* _Your objective_: Count how many lines contain the word "を開きます". Respond with the number alone.

* _Records for this task_:
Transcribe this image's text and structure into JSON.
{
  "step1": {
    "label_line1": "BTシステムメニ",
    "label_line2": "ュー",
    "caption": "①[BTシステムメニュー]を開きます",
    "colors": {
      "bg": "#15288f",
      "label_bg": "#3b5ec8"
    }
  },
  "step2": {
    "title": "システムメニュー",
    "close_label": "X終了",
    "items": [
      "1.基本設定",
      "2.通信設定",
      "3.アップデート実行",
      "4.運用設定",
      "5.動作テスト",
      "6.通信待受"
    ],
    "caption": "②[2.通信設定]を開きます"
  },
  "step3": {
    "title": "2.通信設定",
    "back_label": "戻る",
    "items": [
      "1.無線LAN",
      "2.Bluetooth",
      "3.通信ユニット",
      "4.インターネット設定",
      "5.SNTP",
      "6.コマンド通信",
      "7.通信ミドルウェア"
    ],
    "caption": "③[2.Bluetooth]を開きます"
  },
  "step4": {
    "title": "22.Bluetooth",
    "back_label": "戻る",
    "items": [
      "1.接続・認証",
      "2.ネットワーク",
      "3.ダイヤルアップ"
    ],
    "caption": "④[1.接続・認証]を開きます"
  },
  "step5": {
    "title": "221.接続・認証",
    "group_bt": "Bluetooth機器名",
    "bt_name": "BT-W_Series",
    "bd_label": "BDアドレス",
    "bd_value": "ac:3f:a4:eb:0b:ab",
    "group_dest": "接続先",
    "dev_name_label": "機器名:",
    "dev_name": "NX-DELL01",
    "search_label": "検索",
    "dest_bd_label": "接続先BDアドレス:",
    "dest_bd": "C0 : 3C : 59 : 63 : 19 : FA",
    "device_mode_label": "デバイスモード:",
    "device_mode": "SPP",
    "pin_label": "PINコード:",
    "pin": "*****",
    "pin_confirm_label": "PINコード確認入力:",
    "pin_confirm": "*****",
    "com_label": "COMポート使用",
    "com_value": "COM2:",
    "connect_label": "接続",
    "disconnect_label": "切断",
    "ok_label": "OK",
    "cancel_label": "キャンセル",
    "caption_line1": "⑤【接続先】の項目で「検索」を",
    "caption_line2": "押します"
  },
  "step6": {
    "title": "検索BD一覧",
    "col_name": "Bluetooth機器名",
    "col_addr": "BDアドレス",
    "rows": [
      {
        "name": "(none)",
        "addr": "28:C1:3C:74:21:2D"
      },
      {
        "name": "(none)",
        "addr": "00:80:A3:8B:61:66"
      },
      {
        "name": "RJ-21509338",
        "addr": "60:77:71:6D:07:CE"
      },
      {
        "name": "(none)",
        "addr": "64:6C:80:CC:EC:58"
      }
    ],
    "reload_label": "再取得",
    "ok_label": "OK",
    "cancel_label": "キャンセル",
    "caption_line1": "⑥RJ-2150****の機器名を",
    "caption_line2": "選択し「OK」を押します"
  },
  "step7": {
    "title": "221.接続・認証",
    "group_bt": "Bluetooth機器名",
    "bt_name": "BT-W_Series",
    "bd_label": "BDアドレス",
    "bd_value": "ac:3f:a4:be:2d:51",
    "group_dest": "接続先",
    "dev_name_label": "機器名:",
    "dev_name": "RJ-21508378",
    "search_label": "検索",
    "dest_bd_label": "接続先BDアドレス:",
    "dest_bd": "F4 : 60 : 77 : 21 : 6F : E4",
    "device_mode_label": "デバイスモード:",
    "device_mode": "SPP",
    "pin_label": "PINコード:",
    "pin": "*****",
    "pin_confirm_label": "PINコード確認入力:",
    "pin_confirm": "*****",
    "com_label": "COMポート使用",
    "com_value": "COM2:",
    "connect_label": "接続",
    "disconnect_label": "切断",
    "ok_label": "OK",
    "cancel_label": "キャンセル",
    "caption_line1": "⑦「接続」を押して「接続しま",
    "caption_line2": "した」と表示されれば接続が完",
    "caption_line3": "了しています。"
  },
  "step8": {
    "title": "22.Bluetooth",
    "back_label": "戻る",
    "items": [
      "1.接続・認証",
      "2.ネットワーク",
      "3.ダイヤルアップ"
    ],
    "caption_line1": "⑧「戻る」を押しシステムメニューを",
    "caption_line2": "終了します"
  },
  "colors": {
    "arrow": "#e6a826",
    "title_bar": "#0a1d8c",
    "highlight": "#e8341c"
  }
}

* _Solution for this task_: 4